▶ **TASK BRIEF**
Search the data for the word "Labrador" and copy every line where it occurs.

▶ **Raw records**
..............................
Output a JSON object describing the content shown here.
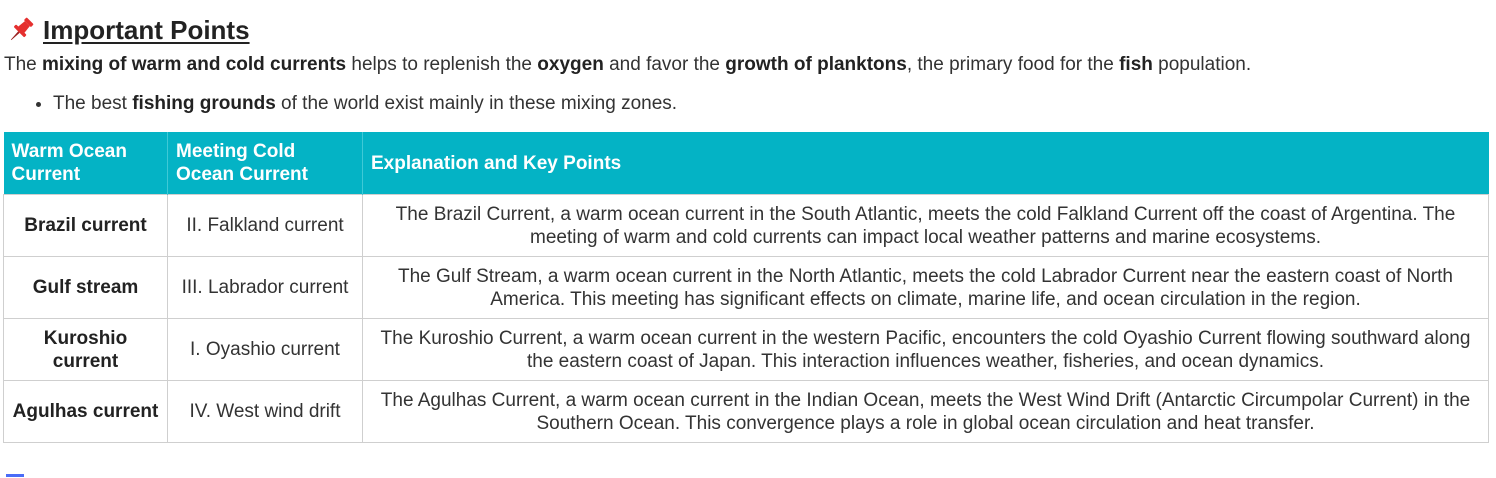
{
  "heading": {
    "icon": "pushpin-icon",
    "icon_color": "#e5302f",
    "title": "Important Points"
  },
  "intro": {
    "t1": "The ",
    "b1": "mixing of warm and cold currents",
    "t2": " helps to replenish the ",
    "b2": "oxygen",
    "t3": " and favor the ",
    "b3": "growth of planktons",
    "t4": ", the primary food for the ",
    "b4": "fish",
    "t5": " population."
  },
  "bullet": {
    "t1": "The best ",
    "b1": "fishing grounds",
    "t2": " of the world exist mainly in these mixing zones."
  },
  "table": {
    "header_color": "#04b3c5",
    "headers": {
      "warm": "Warm Ocean Current",
      "cold": "Meeting Cold Ocean Current",
      "explanation": "Explanation and Key Points"
    },
    "rows": [
      {
        "warm": "Brazil current",
        "cold": "II. Falkland current",
        "explanation": "The Brazil Current, a warm ocean current in the South Atlantic, meets the cold Falkland Current off the coast of Argentina. The meeting of warm and cold currents can impact local weather patterns and marine ecosystems."
      },
      {
        "warm": "Gulf stream",
        "cold": "III. Labrador current",
        "explanation": "The Gulf Stream, a warm ocean current in the North Atlantic, meets the cold Labrador Current near the eastern coast of North America. This meeting has significant effects on climate, marine life, and ocean circulation in the region."
      },
      {
        "warm": "Kuroshio current",
        "cold": "I. Oyashio current",
        "explanation": "The Kuroshio Current, a warm ocean current in the western Pacific, encounters the cold Oyashio Current flowing southward along the eastern coast of Japan. This interaction influences weather, fisheries, and ocean dynamics."
      },
      {
        "warm": "Agulhas current",
        "cold": "IV. West wind drift",
        "explanation": "The Agulhas Current, a warm ocean current in the Indian Ocean, meets the West Wind Drift (Antarctic Circumpolar Current) in the Southern Ocean. This convergence plays a role in global ocean circulation and heat transfer."
      }
    ]
  }
}
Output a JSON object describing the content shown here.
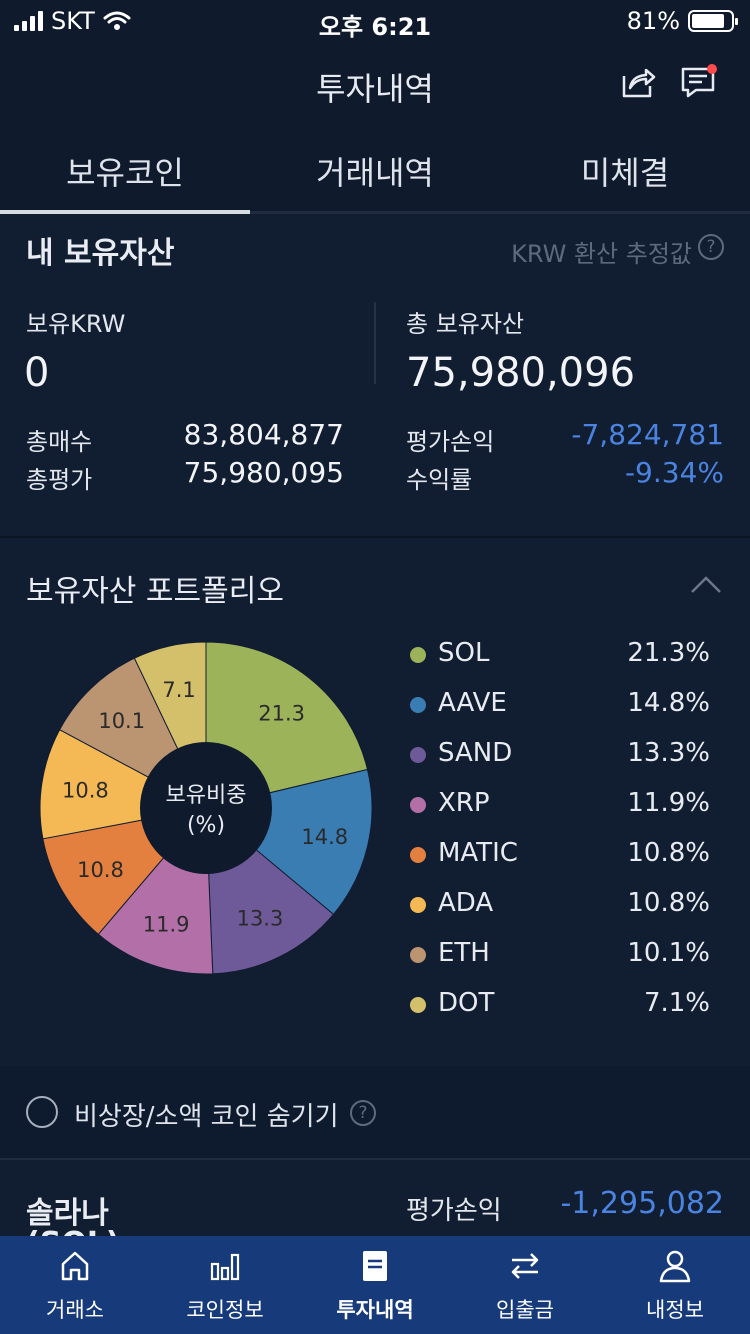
{
  "status_bar": {
    "carrier": "SKT",
    "time": "오후 6:21",
    "battery": "81%"
  },
  "header": {
    "title": "투자내역"
  },
  "tabs": [
    {
      "label": "보유코인",
      "active": true
    },
    {
      "label": "거래내역"
    },
    {
      "label": "미체결"
    }
  ],
  "assets": {
    "title": "내 보유자산",
    "note": "KRW 환산 추정값",
    "krw_label": "보유KRW",
    "krw_value": "0",
    "total_label": "총 보유자산",
    "total_value": "75,980,096",
    "buy_label": "총매수",
    "buy_value": "83,804,877",
    "eval_label": "총평가",
    "eval_value": "75,980,095",
    "pnl_label": "평가손익",
    "pnl_value": "-7,824,781",
    "rate_label": "수익률",
    "rate_value": "-9.34%"
  },
  "portfolio": {
    "title": "보유자산 포트폴리오",
    "center_line1": "보유비중",
    "center_line2": "(%)"
  },
  "chart_data": {
    "type": "pie",
    "categories": [
      "SOL",
      "AAVE",
      "SAND",
      "XRP",
      "MATIC",
      "ADA",
      "ETH",
      "DOT"
    ],
    "values": [
      21.3,
      14.8,
      13.3,
      11.9,
      10.8,
      10.8,
      10.1,
      7.1
    ],
    "labels": [
      "21.3",
      "14.8",
      "13.3",
      "11.9",
      "10.8",
      "10.8",
      "10.1",
      "7.1"
    ],
    "percent_labels": [
      "21.3%",
      "14.8%",
      "13.3%",
      "11.9%",
      "10.8%",
      "10.8%",
      "10.1%",
      "7.1%"
    ],
    "colors": [
      "#9cb35a",
      "#3a7db3",
      "#6e5a98",
      "#b26fa8",
      "#e3803f",
      "#f4b955",
      "#bb9472",
      "#d4bf6b"
    ],
    "legend": "right"
  },
  "hide_toggle": {
    "label": "비상장/소액 코인 숨기기"
  },
  "coin_row": {
    "name": "솔라나",
    "sub": "(SOL)",
    "pnl_label": "평가손익",
    "pnl_value": "-1,295,082"
  },
  "bottom_nav": [
    {
      "label": "거래소",
      "icon": "home-icon"
    },
    {
      "label": "코인정보",
      "icon": "bar-chart-icon"
    },
    {
      "label": "투자내역",
      "icon": "document-icon",
      "active": true
    },
    {
      "label": "입출금",
      "icon": "transfer-icon"
    },
    {
      "label": "내정보",
      "icon": "user-icon"
    }
  ]
}
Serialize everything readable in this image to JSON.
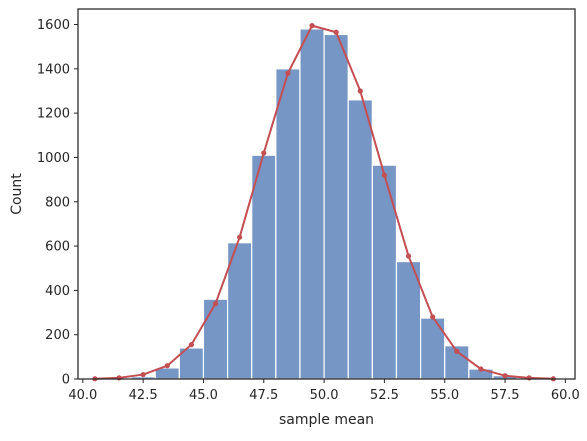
{
  "chart_data": {
    "type": "bar",
    "title": "",
    "xlabel": "sample mean",
    "ylabel": "Count",
    "xlim": [
      39.8,
      60.4
    ],
    "ylim": [
      0,
      1670
    ],
    "grid": false,
    "legend": "none",
    "xticks": [
      40.0,
      42.5,
      45.0,
      47.5,
      50.0,
      52.5,
      55.0,
      57.5,
      60.0
    ],
    "xtick_labels": [
      "40.0",
      "42.5",
      "45.0",
      "47.5",
      "50.0",
      "52.5",
      "55.0",
      "57.5",
      "60.0"
    ],
    "yticks": [
      0,
      200,
      400,
      600,
      800,
      1000,
      1200,
      1400,
      1600
    ],
    "ytick_labels": [
      "0",
      "200",
      "400",
      "600",
      "800",
      "1000",
      "1200",
      "1400",
      "1600"
    ],
    "histogram": {
      "color": "#7696c6",
      "bins": [
        {
          "left": 41.0,
          "right": 42.0,
          "count": 2
        },
        {
          "left": 42.0,
          "right": 43.0,
          "count": 10
        },
        {
          "left": 43.0,
          "right": 44.0,
          "count": 50
        },
        {
          "left": 44.0,
          "right": 45.0,
          "count": 140
        },
        {
          "left": 45.0,
          "right": 46.0,
          "count": 360
        },
        {
          "left": 46.0,
          "right": 47.0,
          "count": 615
        },
        {
          "left": 47.0,
          "right": 48.0,
          "count": 1010
        },
        {
          "left": 48.0,
          "right": 49.0,
          "count": 1400
        },
        {
          "left": 49.0,
          "right": 50.0,
          "count": 1580
        },
        {
          "left": 50.0,
          "right": 51.0,
          "count": 1555
        },
        {
          "left": 51.0,
          "right": 52.0,
          "count": 1260
        },
        {
          "left": 52.0,
          "right": 53.0,
          "count": 965
        },
        {
          "left": 53.0,
          "right": 54.0,
          "count": 530
        },
        {
          "left": 54.0,
          "right": 55.0,
          "count": 275
        },
        {
          "left": 55.0,
          "right": 56.0,
          "count": 150
        },
        {
          "left": 56.0,
          "right": 57.0,
          "count": 45
        },
        {
          "left": 57.0,
          "right": 58.0,
          "count": 15
        },
        {
          "left": 58.0,
          "right": 59.0,
          "count": 5
        }
      ]
    },
    "line": {
      "color": "#c44e52",
      "x": [
        40.5,
        41.5,
        42.5,
        43.5,
        44.5,
        45.5,
        46.5,
        47.5,
        48.5,
        49.5,
        50.5,
        51.5,
        52.5,
        53.5,
        54.5,
        55.5,
        56.5,
        57.5,
        58.5,
        59.5
      ],
      "y": [
        1,
        5,
        20,
        60,
        155,
        340,
        640,
        1020,
        1380,
        1595,
        1565,
        1300,
        920,
        555,
        280,
        125,
        45,
        15,
        5,
        1
      ]
    }
  }
}
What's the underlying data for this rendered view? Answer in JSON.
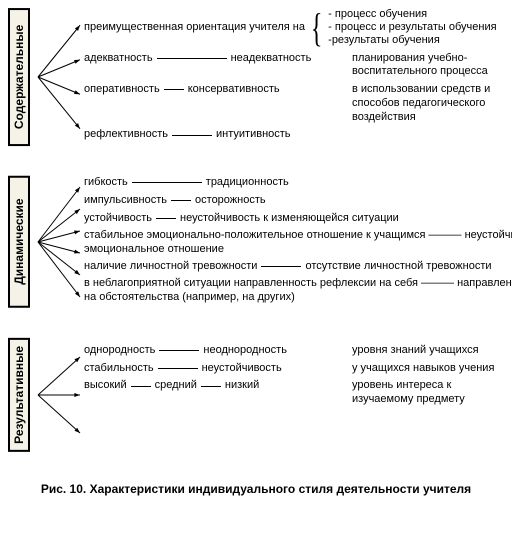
{
  "caption": "Рис. 10. Характеристики индивидуального стиля деятельности учителя",
  "sections": [
    {
      "label": "Содержательные",
      "rows": [
        {
          "type": "brace",
          "left": "преимущественная ориентация учителя на",
          "braceItems": [
            "- процесс обучения",
            "- процесс и результаты обучения",
            "-результаты обучения"
          ]
        },
        {
          "type": "pair",
          "a": "адекватность",
          "b": "неадекватность",
          "dash": "l",
          "note": "планирования учебно-воспитательного процесса"
        },
        {
          "type": "pair",
          "a": "оперативность",
          "b": "консервативность",
          "dash": "s",
          "note": "в использовании средств и способов педагогического воздействия"
        },
        {
          "type": "pair",
          "a": "рефлективность",
          "b": "интуитивность",
          "dash": "m",
          "note": ""
        }
      ]
    },
    {
      "label": "Динамические",
      "rows": [
        {
          "type": "pair",
          "a": "гибкость",
          "b": "традиционность",
          "dash": "l",
          "wide": true
        },
        {
          "type": "pair",
          "a": "импульсивность",
          "b": "осторожность",
          "dash": "s",
          "wide": true
        },
        {
          "type": "pair",
          "a": "устойчивость",
          "b": "неустойчивость к изменяющейся ситуации",
          "dash": "s",
          "wide": true
        },
        {
          "type": "long",
          "text": "стабильное эмоционально-положительное отношение к учащимся ——— неустойчивое эмоциональное отношение"
        },
        {
          "type": "pair",
          "a": "наличие личностной тревожности",
          "b": "отсутствие личностной тревожности",
          "dash": "m",
          "wide": true
        },
        {
          "type": "long",
          "text": "в неблагоприятной ситуации направленность рефлексии на себя ——— направленность на обстоятельства (например, на других)"
        }
      ]
    },
    {
      "label": "Результативные",
      "rows": [
        {
          "type": "spacer"
        },
        {
          "type": "pair",
          "a": "однородность",
          "b": "неоднородность",
          "dash": "m",
          "note": "уровня знаний учащихся"
        },
        {
          "type": "pair",
          "a": "стабильность",
          "b": "неустойчивость",
          "dash": "m",
          "note": "у учащихся навыков учения"
        },
        {
          "type": "triple",
          "a": "высокий",
          "b": "средний",
          "c": "низкий",
          "note": "уровень интереса к изучаемому предмету"
        },
        {
          "type": "spacer"
        }
      ]
    }
  ],
  "style": {
    "bg": "#ffffff",
    "text": "#000000",
    "label_bg": "#f5f3e8",
    "font_size_body": 11,
    "font_size_label": 12,
    "font_size_caption": 12
  }
}
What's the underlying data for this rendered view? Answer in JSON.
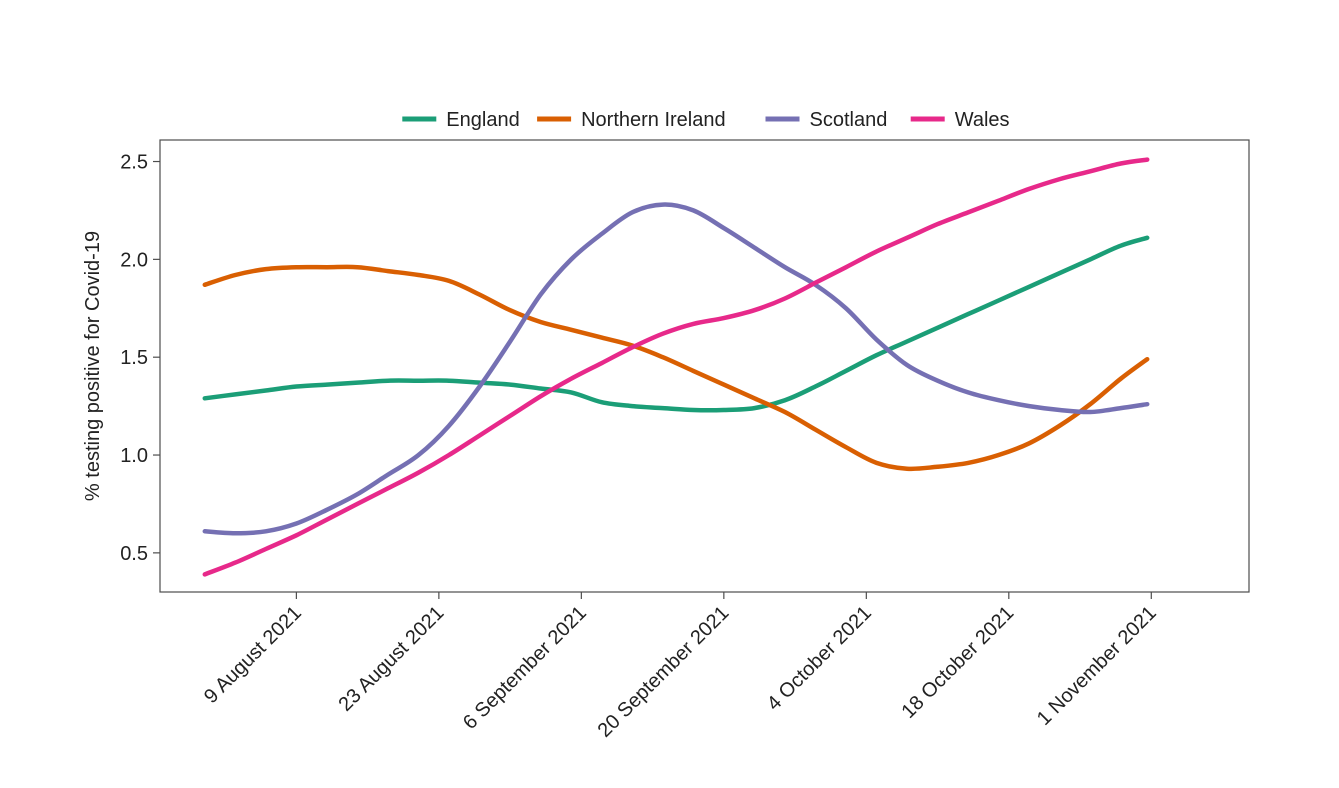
..............................
▶ **SOLUTION TO THIS EXERCISE**
        "cold": "III. Labrador current",
        "explanation": "The Gulf Stream, a warm ocean current in the North Atlantic, meets the cold Labrador Current near the eastern coast of North America. This meeting has significant effects on climate, marine life, and ocean circulation in the region."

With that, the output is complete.